DIRECTION: Your task is to retype each line of the data below exactly.

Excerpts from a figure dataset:

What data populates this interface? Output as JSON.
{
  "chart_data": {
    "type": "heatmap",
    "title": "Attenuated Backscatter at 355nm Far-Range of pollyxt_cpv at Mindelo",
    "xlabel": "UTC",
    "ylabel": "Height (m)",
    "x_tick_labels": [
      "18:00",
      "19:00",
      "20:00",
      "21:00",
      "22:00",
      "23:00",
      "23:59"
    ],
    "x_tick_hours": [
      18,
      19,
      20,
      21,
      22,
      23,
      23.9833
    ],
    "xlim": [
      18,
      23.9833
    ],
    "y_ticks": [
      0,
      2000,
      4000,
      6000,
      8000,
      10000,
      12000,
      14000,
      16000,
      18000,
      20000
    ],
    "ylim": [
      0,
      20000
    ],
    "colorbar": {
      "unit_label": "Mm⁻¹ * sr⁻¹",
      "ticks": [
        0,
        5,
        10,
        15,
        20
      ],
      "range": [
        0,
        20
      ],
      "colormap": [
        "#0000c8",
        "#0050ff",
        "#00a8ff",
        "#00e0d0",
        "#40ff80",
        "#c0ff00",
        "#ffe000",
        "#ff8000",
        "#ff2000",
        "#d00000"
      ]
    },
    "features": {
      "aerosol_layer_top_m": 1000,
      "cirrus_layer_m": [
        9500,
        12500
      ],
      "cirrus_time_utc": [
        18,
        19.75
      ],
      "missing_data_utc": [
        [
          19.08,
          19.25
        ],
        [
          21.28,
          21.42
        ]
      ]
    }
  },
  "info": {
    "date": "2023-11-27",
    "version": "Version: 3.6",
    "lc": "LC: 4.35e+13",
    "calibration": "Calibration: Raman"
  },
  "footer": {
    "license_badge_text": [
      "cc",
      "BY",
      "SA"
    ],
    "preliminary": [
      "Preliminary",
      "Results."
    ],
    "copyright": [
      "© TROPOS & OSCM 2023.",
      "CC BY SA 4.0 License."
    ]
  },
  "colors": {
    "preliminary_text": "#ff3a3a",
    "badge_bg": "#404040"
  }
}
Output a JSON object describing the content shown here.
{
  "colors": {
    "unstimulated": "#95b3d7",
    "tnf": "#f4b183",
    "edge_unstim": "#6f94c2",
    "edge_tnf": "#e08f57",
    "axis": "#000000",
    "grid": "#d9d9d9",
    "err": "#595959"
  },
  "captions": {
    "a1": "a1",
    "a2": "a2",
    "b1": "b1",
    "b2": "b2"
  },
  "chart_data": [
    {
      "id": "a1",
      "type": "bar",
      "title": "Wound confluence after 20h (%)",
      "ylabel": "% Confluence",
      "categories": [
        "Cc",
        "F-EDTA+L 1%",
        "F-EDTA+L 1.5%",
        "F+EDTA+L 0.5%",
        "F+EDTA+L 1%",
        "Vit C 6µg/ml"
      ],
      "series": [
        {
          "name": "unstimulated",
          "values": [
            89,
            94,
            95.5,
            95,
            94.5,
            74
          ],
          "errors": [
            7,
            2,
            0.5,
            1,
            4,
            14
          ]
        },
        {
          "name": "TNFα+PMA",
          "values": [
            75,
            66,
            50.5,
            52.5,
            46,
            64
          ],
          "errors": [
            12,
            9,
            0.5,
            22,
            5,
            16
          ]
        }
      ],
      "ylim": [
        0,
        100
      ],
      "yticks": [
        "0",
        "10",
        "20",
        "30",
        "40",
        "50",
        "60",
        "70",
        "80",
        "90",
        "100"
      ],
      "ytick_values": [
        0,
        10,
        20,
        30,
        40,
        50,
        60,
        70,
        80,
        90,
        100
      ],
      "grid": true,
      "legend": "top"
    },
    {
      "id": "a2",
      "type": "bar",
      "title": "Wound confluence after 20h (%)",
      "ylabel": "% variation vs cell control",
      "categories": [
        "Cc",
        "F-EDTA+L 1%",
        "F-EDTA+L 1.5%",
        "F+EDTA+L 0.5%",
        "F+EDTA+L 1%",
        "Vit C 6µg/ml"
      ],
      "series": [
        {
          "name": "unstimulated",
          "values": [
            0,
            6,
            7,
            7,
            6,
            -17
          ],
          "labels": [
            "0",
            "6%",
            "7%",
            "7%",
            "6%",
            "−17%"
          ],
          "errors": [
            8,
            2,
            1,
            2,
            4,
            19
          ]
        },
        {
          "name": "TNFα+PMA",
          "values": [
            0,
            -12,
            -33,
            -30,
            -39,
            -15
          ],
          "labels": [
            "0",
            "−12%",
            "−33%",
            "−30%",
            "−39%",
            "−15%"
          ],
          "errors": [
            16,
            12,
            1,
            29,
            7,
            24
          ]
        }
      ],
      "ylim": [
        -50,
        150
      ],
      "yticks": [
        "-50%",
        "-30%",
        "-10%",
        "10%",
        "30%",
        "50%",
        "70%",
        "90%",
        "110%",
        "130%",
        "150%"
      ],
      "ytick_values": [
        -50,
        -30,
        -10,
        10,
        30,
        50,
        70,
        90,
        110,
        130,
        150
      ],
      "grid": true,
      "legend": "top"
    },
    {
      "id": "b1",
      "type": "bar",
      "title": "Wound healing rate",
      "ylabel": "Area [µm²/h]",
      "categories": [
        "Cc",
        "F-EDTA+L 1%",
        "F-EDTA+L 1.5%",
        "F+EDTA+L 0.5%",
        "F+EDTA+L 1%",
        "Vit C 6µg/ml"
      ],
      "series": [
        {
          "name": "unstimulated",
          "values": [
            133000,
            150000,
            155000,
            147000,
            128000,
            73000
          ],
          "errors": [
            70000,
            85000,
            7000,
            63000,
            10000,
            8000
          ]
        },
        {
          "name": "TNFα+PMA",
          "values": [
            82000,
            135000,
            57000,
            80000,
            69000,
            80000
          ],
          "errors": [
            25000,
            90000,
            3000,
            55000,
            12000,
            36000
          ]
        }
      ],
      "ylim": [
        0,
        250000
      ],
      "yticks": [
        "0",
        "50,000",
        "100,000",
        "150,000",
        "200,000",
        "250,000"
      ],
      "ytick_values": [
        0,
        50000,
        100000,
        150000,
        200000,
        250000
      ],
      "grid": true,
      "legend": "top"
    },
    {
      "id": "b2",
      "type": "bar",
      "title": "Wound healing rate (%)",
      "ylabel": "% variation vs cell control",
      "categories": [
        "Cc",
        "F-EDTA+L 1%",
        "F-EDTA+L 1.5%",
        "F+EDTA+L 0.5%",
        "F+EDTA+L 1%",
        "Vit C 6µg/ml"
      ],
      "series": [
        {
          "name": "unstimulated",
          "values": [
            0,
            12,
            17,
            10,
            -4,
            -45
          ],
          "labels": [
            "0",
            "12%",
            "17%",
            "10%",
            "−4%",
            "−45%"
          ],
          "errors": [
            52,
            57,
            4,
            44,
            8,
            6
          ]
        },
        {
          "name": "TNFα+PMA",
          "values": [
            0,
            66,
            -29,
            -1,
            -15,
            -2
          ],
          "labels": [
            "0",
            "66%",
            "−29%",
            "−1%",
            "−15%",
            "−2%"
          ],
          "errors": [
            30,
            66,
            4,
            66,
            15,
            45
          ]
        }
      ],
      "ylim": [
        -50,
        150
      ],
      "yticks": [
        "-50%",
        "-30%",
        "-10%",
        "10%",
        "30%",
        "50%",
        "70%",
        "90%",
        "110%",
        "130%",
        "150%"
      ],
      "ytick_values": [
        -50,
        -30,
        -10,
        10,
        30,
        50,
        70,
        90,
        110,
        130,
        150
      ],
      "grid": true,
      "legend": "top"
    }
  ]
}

TASK ANSWER:
What data populates this interface? Output as JSON.
{
  "chart_data": {
    "type": "heatmap",
    "title": "Attenuated Backscatter at 355nm Far-Range of pollyxt_cpv at Mindelo",
    "xlabel": "UTC",
    "ylabel": "Height (m)",
    "x_tick_labels": [
      "18:00",
      "19:00",
      "20:00",
      "21:00",
      "22:00",
      "23:00",
      "23:59"
    ],
    "x_tick_hours": [
      18,
      19,
      20,
      21,
      22,
      23,
      23.9833
    ],
    "xlim": [
      18,
      23.9833
    ],
    "y_ticks": [
      0,
      2000,
      4000,
      6000,
      8000,
      10000,
      12000,
      14000,
      16000,
      18000,
      20000
    ],
    "ylim": [
      0,
      20000
    ],
    "colorbar": {
      "unit_label": "Mm⁻¹ * sr⁻¹",
      "ticks": [
        0,
        5,
        10,
        15,
        20
      ],
      "range": [
        0,
        20
      ],
      "colormap": [
        "#0000c8",
        "#0050ff",
        "#00a8ff",
        "#00e0d0",
        "#40ff80",
        "#c0ff00",
        "#ffe000",
        "#ff8000",
        "#ff2000",
        "#d00000"
      ]
    },
    "features": {
      "aerosol_layer_top_m": 1000,
      "cirrus_layer_m": [
        9500,
        12500
      ],
      "cirrus_time_utc": [
        18,
        19.75
      ],
      "missing_data_utc": [
        [
          19.08,
          19.25
        ],
        [
          21.28,
          21.42
        ]
      ]
    }
  },
  "info": {
    "date": "2023-11-27",
    "version": "Version: 3.6",
    "lc": "LC: 4.35e+13",
    "calibration": "Calibration: Raman"
  },
  "footer": {
    "license_badge_text": [
      "cc",
      "BY",
      "SA"
    ],
    "preliminary": [
      "Preliminary",
      "Results."
    ],
    "copyright": [
      "© TROPOS & OSCM 2023.",
      "CC BY SA 4.0 License."
    ]
  },
  "colors": {
    "preliminary_text": "#ff3a3a",
    "badge_bg": "#404040"
  }
}
Output a JSON object describing the content shown here.
{
  "colors": {
    "unstimulated": "#95b3d7",
    "tnf": "#f4b183",
    "edge_unstim": "#6f94c2",
    "edge_tnf": "#e08f57",
    "axis": "#000000",
    "grid": "#d9d9d9",
    "err": "#595959"
  },
  "captions": {
    "a1": "a1",
    "a2": "a2",
    "b1": "b1",
    "b2": "b2"
  },
  "chart_data": [
    {
      "id": "a1",
      "type": "bar",
      "title": "Wound confluence after 20h (%)",
      "ylabel": "% Confluence",
      "categories": [
        "Cc",
        "F-EDTA+L 1%",
        "F-EDTA+L 1.5%",
        "F+EDTA+L 0.5%",
        "F+EDTA+L 1%",
        "Vit C 6µg/ml"
      ],
      "series": [
        {
          "name": "unstimulated",
          "values": [
            89,
            94,
            95.5,
            95,
            94.5,
            74
          ],
          "errors": [
            7,
            2,
            0.5,
            1,
            4,
            14
          ]
        },
        {
          "name": "TNFα+PMA",
          "values": [
            75,
            66,
            50.5,
            52.5,
            46,
            64
          ],
          "errors": [
            12,
            9,
            0.5,
            22,
            5,
            16
          ]
        }
      ],
      "ylim": [
        0,
        100
      ],
      "yticks": [
        "0",
        "10",
        "20",
        "30",
        "40",
        "50",
        "60",
        "70",
        "80",
        "90",
        "100"
      ],
      "ytick_values": [
        0,
        10,
        20,
        30,
        40,
        50,
        60,
        70,
        80,
        90,
        100
      ],
      "grid": true,
      "legend": "top"
    },
    {
      "id": "a2",
      "type": "bar",
      "title": "Wound confluence after 20h (%)",
      "ylabel": "% variation vs cell control",
      "categories": [
        "Cc",
        "F-EDTA+L 1%",
        "F-EDTA+L 1.5%",
        "F+EDTA+L 0.5%",
        "F+EDTA+L 1%",
        "Vit C 6µg/ml"
      ],
      "series": [
        {
          "name": "unstimulated",
          "values": [
            0,
            6,
            7,
            7,
            6,
            -17
          ],
          "labels": [
            "0",
            "6%",
            "7%",
            "7%",
            "6%",
            "−17%"
          ],
          "errors": [
            8,
            2,
            1,
            2,
            4,
            19
          ]
        },
        {
          "name": "TNFα+PMA",
          "values": [
            0,
            -12,
            -33,
            -30,
            -39,
            -15
          ],
          "labels": [
            "0",
            "−12%",
            "−33%",
            "−30%",
            "−39%",
            "−15%"
          ],
          "errors": [
            16,
            12,
            1,
            29,
            7,
            24
          ]
        }
      ],
      "ylim": [
        -50,
        150
      ],
      "yticks": [
        "-50%",
        "-30%",
        "-10%",
        "10%",
        "30%",
        "50%",
        "70%",
        "90%",
        "110%",
        "130%",
        "150%"
      ],
      "ytick_values": [
        -50,
        -30,
        -10,
        10,
        30,
        50,
        70,
        90,
        110,
        130,
        150
      ],
      "grid": true,
      "legend": "top"
    },
    {
      "id": "b1",
      "type": "bar",
      "title": "Wound healing rate",
      "ylabel": "Area [µm²/h]",
      "categories": [
        "Cc",
        "F-EDTA+L 1%",
        "F-EDTA+L 1.5%",
        "F+EDTA+L 0.5%",
        "F+EDTA+L 1%",
        "Vit C 6µg/ml"
      ],
      "series": [
        {
          "name": "unstimulated",
          "values": [
            133000,
            150000,
            155000,
            147000,
            128000,
            73000
          ],
          "errors": [
            70000,
            85000,
            7000,
            63000,
            10000,
            8000
          ]
        },
        {
          "name": "TNFα+PMA",
          "values": [
            82000,
            135000,
            57000,
            80000,
            69000,
            80000
          ],
          "errors": [
            25000,
            90000,
            3000,
            55000,
            12000,
            36000
          ]
        }
      ],
      "ylim": [
        0,
        250000
      ],
      "yticks": [
        "0",
        "50,000",
        "100,000",
        "150,000",
        "200,000",
        "250,000"
      ],
      "ytick_values": [
        0,
        50000,
        100000,
        150000,
        200000,
        250000
      ],
      "grid": true,
      "legend": "top"
    },
    {
      "id": "b2",
      "type": "bar",
      "title": "Wound healing rate (%)",
      "ylabel": "% variation vs cell control",
      "categories": [
        "Cc",
        "F-EDTA+L 1%",
        "F-EDTA+L 1.5%",
        "F+EDTA+L 0.5%",
        "F+EDTA+L 1%",
        "Vit C 6µg/ml"
      ],
      "series": [
        {
          "name": "unstimulated",
          "values": [
            0,
            12,
            17,
            10,
            -4,
            -45
          ],
          "labels": [
            "0",
            "12%",
            "17%",
            "10%",
            "−4%",
            "−45%"
          ],
          "errors": [
            52,
            57,
            4,
            44,
            8,
            6
          ]
        },
        {
          "name": "TNFα+PMA",
          "values": [
            0,
            66,
            -29,
            -1,
            -15,
            -2
          ],
          "labels": [
            "0",
            "66%",
            "−29%",
            "−1%",
            "−15%",
            "−2%"
          ],
          "errors": [
            30,
            66,
            4,
            66,
            15,
            45
          ]
        }
      ],
      "ylim": [
        -50,
        150
      ],
      "yticks": [
        "-50%",
        "-30%",
        "-10%",
        "10%",
        "30%",
        "50%",
        "70%",
        "90%",
        "110%",
        "130%",
        "150%"
      ],
      "ytick_values": [
        -50,
        -30,
        -10,
        10,
        30,
        50,
        70,
        90,
        110,
        130,
        150
      ],
      "grid": true,
      "legend": "top"
    }
  ]
}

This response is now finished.